Rows from a figure dataset:

--

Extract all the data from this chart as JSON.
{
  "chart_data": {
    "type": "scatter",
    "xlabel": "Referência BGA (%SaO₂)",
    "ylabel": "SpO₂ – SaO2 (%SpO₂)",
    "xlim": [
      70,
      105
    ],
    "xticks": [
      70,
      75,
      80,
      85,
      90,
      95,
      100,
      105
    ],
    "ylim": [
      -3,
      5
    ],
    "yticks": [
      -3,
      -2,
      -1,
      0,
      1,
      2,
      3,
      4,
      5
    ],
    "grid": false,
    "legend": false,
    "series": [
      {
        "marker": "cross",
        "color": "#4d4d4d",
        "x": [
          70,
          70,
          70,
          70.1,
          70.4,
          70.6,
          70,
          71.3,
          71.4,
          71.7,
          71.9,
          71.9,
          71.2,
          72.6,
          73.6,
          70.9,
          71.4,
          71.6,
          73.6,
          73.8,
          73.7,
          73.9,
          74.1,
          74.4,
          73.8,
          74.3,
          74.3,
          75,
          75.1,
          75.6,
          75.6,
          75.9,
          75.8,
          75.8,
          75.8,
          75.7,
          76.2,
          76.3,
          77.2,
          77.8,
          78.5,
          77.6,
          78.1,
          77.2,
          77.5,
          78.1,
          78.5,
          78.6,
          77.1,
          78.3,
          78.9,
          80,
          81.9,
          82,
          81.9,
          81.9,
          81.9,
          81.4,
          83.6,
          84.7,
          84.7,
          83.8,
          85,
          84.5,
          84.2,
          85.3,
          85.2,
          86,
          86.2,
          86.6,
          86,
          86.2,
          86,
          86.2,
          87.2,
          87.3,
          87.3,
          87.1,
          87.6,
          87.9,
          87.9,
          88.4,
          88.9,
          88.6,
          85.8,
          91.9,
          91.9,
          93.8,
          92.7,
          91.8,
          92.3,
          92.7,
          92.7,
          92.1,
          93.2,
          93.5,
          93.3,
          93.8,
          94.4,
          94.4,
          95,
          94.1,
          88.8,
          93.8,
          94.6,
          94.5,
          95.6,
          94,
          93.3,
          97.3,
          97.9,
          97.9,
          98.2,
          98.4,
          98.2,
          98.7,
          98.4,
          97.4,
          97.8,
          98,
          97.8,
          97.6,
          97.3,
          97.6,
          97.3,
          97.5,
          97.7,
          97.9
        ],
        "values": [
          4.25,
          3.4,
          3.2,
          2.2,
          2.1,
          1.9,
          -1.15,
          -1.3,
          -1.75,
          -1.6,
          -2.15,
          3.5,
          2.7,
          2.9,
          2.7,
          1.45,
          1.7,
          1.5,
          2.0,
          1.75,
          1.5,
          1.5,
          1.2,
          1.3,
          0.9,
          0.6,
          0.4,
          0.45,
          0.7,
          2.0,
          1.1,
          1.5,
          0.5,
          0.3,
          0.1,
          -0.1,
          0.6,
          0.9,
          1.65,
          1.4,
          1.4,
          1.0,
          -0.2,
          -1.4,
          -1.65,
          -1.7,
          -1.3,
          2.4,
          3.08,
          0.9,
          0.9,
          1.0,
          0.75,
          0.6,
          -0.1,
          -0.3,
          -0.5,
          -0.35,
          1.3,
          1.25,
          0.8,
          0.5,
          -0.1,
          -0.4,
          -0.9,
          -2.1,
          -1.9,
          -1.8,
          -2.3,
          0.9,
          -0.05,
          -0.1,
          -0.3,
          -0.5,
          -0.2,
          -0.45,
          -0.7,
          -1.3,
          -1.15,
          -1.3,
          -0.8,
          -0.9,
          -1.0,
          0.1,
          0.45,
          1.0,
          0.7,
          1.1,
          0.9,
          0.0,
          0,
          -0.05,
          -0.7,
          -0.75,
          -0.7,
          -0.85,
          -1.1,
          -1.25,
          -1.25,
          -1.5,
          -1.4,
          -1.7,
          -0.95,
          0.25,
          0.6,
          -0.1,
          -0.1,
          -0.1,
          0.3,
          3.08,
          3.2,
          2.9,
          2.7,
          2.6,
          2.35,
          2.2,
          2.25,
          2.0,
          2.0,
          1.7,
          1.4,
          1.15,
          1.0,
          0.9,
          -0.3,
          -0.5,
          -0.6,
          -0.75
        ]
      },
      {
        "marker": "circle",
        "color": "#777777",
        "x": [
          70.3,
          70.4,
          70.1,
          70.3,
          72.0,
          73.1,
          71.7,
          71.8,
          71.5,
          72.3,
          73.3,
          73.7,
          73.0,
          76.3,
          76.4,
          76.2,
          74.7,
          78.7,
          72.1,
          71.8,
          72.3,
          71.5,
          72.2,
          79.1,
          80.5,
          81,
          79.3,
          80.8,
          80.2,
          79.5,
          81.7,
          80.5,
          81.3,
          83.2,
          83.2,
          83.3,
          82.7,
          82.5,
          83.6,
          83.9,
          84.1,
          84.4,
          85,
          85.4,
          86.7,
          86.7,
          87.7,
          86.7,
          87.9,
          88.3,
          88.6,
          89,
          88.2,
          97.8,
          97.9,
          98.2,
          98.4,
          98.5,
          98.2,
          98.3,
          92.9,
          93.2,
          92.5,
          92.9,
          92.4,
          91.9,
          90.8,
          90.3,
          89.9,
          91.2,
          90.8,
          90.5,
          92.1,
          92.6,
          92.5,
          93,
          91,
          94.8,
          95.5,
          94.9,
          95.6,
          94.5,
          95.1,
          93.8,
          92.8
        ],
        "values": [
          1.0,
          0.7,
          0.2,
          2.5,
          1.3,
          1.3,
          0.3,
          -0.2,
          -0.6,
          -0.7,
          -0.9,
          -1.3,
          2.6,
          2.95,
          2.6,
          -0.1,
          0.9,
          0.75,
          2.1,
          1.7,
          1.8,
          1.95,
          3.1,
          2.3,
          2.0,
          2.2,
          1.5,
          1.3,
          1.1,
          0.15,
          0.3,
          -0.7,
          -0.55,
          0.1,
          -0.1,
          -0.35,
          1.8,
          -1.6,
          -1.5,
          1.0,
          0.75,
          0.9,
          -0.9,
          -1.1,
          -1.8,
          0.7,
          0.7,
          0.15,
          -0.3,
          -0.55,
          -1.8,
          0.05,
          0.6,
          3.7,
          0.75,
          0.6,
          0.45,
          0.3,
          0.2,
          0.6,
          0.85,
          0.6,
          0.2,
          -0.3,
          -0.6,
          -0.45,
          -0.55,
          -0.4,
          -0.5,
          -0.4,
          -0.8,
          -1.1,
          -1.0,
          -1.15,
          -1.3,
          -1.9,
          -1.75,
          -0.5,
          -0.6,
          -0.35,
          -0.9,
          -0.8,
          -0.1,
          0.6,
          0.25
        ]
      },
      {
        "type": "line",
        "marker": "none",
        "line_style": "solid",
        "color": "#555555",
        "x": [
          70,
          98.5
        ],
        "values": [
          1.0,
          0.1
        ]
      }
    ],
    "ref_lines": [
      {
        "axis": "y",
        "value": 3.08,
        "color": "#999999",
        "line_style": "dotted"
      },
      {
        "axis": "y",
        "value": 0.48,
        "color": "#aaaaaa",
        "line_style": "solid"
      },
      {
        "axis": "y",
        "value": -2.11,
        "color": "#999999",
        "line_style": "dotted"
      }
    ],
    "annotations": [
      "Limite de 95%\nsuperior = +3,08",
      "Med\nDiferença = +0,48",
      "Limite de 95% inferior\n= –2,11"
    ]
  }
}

--

Requirements :: Write out the entries above word for word.

Worked answer ::
Extract all the data from this chart as JSON.
{
  "chart_data": {
    "type": "scatter",
    "xlabel": "Referência BGA (%SaO₂)",
    "ylabel": "SpO₂ – SaO2 (%SpO₂)",
    "xlim": [
      70,
      105
    ],
    "xticks": [
      70,
      75,
      80,
      85,
      90,
      95,
      100,
      105
    ],
    "ylim": [
      -3,
      5
    ],
    "yticks": [
      -3,
      -2,
      -1,
      0,
      1,
      2,
      3,
      4,
      5
    ],
    "grid": false,
    "legend": false,
    "series": [
      {
        "marker": "cross",
        "color": "#4d4d4d",
        "x": [
          70,
          70,
          70,
          70.1,
          70.4,
          70.6,
          70,
          71.3,
          71.4,
          71.7,
          71.9,
          71.9,
          71.2,
          72.6,
          73.6,
          70.9,
          71.4,
          71.6,
          73.6,
          73.8,
          73.7,
          73.9,
          74.1,
          74.4,
          73.8,
          74.3,
          74.3,
          75,
          75.1,
          75.6,
          75.6,
          75.9,
          75.8,
          75.8,
          75.8,
          75.7,
          76.2,
          76.3,
          77.2,
          77.8,
          78.5,
          77.6,
          78.1,
          77.2,
          77.5,
          78.1,
          78.5,
          78.6,
          77.1,
          78.3,
          78.9,
          80,
          81.9,
          82,
          81.9,
          81.9,
          81.9,
          81.4,
          83.6,
          84.7,
          84.7,
          83.8,
          85,
          84.5,
          84.2,
          85.3,
          85.2,
          86,
          86.2,
          86.6,
          86,
          86.2,
          86,
          86.2,
          87.2,
          87.3,
          87.3,
          87.1,
          87.6,
          87.9,
          87.9,
          88.4,
          88.9,
          88.6,
          85.8,
          91.9,
          91.9,
          93.8,
          92.7,
          91.8,
          92.3,
          92.7,
          92.7,
          92.1,
          93.2,
          93.5,
          93.3,
          93.8,
          94.4,
          94.4,
          95,
          94.1,
          88.8,
          93.8,
          94.6,
          94.5,
          95.6,
          94,
          93.3,
          97.3,
          97.9,
          97.9,
          98.2,
          98.4,
          98.2,
          98.7,
          98.4,
          97.4,
          97.8,
          98,
          97.8,
          97.6,
          97.3,
          97.6,
          97.3,
          97.5,
          97.7,
          97.9
        ],
        "values": [
          4.25,
          3.4,
          3.2,
          2.2,
          2.1,
          1.9,
          -1.15,
          -1.3,
          -1.75,
          -1.6,
          -2.15,
          3.5,
          2.7,
          2.9,
          2.7,
          1.45,
          1.7,
          1.5,
          2.0,
          1.75,
          1.5,
          1.5,
          1.2,
          1.3,
          0.9,
          0.6,
          0.4,
          0.45,
          0.7,
          2.0,
          1.1,
          1.5,
          0.5,
          0.3,
          0.1,
          -0.1,
          0.6,
          0.9,
          1.65,
          1.4,
          1.4,
          1.0,
          -0.2,
          -1.4,
          -1.65,
          -1.7,
          -1.3,
          2.4,
          3.08,
          0.9,
          0.9,
          1.0,
          0.75,
          0.6,
          -0.1,
          -0.3,
          -0.5,
          -0.35,
          1.3,
          1.25,
          0.8,
          0.5,
          -0.1,
          -0.4,
          -0.9,
          -2.1,
          -1.9,
          -1.8,
          -2.3,
          0.9,
          -0.05,
          -0.1,
          -0.3,
          -0.5,
          -0.2,
          -0.45,
          -0.7,
          -1.3,
          -1.15,
          -1.3,
          -0.8,
          -0.9,
          -1.0,
          0.1,
          0.45,
          1.0,
          0.7,
          1.1,
          0.9,
          0.0,
          0,
          -0.05,
          -0.7,
          -0.75,
          -0.7,
          -0.85,
          -1.1,
          -1.25,
          -1.25,
          -1.5,
          -1.4,
          -1.7,
          -0.95,
          0.25,
          0.6,
          -0.1,
          -0.1,
          -0.1,
          0.3,
          3.08,
          3.2,
          2.9,
          2.7,
          2.6,
          2.35,
          2.2,
          2.25,
          2.0,
          2.0,
          1.7,
          1.4,
          1.15,
          1.0,
          0.9,
          -0.3,
          -0.5,
          -0.6,
          -0.75
        ]
      },
      {
        "marker": "circle",
        "color": "#777777",
        "x": [
          70.3,
          70.4,
          70.1,
          70.3,
          72.0,
          73.1,
          71.7,
          71.8,
          71.5,
          72.3,
          73.3,
          73.7,
          73.0,
          76.3,
          76.4,
          76.2,
          74.7,
          78.7,
          72.1,
          71.8,
          72.3,
          71.5,
          72.2,
          79.1,
          80.5,
          81,
          79.3,
          80.8,
          80.2,
          79.5,
          81.7,
          80.5,
          81.3,
          83.2,
          83.2,
          83.3,
          82.7,
          82.5,
          83.6,
          83.9,
          84.1,
          84.4,
          85,
          85.4,
          86.7,
          86.7,
          87.7,
          86.7,
          87.9,
          88.3,
          88.6,
          89,
          88.2,
          97.8,
          97.9,
          98.2,
          98.4,
          98.5,
          98.2,
          98.3,
          92.9,
          93.2,
          92.5,
          92.9,
          92.4,
          91.9,
          90.8,
          90.3,
          89.9,
          91.2,
          90.8,
          90.5,
          92.1,
          92.6,
          92.5,
          93,
          91,
          94.8,
          95.5,
          94.9,
          95.6,
          94.5,
          95.1,
          93.8,
          92.8
        ],
        "values": [
          1.0,
          0.7,
          0.2,
          2.5,
          1.3,
          1.3,
          0.3,
          -0.2,
          -0.6,
          -0.7,
          -0.9,
          -1.3,
          2.6,
          2.95,
          2.6,
          -0.1,
          0.9,
          0.75,
          2.1,
          1.7,
          1.8,
          1.95,
          3.1,
          2.3,
          2.0,
          2.2,
          1.5,
          1.3,
          1.1,
          0.15,
          0.3,
          -0.7,
          -0.55,
          0.1,
          -0.1,
          -0.35,
          1.8,
          -1.6,
          -1.5,
          1.0,
          0.75,
          0.9,
          -0.9,
          -1.1,
          -1.8,
          0.7,
          0.7,
          0.15,
          -0.3,
          -0.55,
          -1.8,
          0.05,
          0.6,
          3.7,
          0.75,
          0.6,
          0.45,
          0.3,
          0.2,
          0.6,
          0.85,
          0.6,
          0.2,
          -0.3,
          -0.6,
          -0.45,
          -0.55,
          -0.4,
          -0.5,
          -0.4,
          -0.8,
          -1.1,
          -1.0,
          -1.15,
          -1.3,
          -1.9,
          -1.75,
          -0.5,
          -0.6,
          -0.35,
          -0.9,
          -0.8,
          -0.1,
          0.6,
          0.25
        ]
      },
      {
        "type": "line",
        "marker": "none",
        "line_style": "solid",
        "color": "#555555",
        "x": [
          70,
          98.5
        ],
        "values": [
          1.0,
          0.1
        ]
      }
    ],
    "ref_lines": [
      {
        "axis": "y",
        "value": 3.08,
        "color": "#999999",
        "line_style": "dotted"
      },
      {
        "axis": "y",
        "value": 0.48,
        "color": "#aaaaaa",
        "line_style": "solid"
      },
      {
        "axis": "y",
        "value": -2.11,
        "color": "#999999",
        "line_style": "dotted"
      }
    ],
    "annotations": [
      "Limite de 95%\nsuperior = +3,08",
      "Med\nDiferença = +0,48",
      "Limite de 95% inferior\n= –2,11"
    ]
  }
}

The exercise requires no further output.